WHAT YOU NEED TO DO: In full and without alteration, give the listing again.

____ LISTED ENTRIES

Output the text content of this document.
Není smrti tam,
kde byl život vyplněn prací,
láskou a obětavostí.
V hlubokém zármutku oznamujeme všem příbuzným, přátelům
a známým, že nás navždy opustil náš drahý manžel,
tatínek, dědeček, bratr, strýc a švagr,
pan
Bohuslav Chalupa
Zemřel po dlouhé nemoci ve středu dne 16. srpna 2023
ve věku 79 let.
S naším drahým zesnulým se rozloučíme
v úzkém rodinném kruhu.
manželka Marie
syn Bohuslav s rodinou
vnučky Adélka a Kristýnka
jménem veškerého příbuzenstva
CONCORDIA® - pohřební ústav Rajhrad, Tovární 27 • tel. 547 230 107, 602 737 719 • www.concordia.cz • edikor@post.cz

________

ANSWER FOR THIS EXERCISE:
Output the text content of this document.
Není smrti tam,
kde byl život vyplněn prací,
láskou a obětavostí.
V hlubokém zármutku oznamujeme všem příbuzným, přátelům
a známým, že nás navždy opustil náš drahý manžel,
tatínek, dědeček, bratr, strýc a švagr,
pan
Bohuslav Chalupa
Zemřel po dlouhé nemoci ve středu dne 16. srpna 2023
ve věku 79 let.
S naším drahým zesnulým se rozloučíme
v úzkém rodinném kruhu.
manželka Marie
syn Bohuslav s rodinou
vnučky Adélka a Kristýnka
jménem veškerého příbuzenstva
CONCORDIA® - pohřební ústav Rajhrad, Tovární 27 • tel. 547 230 107, 602 737 719 • www.concordia.cz • edikor@post.cz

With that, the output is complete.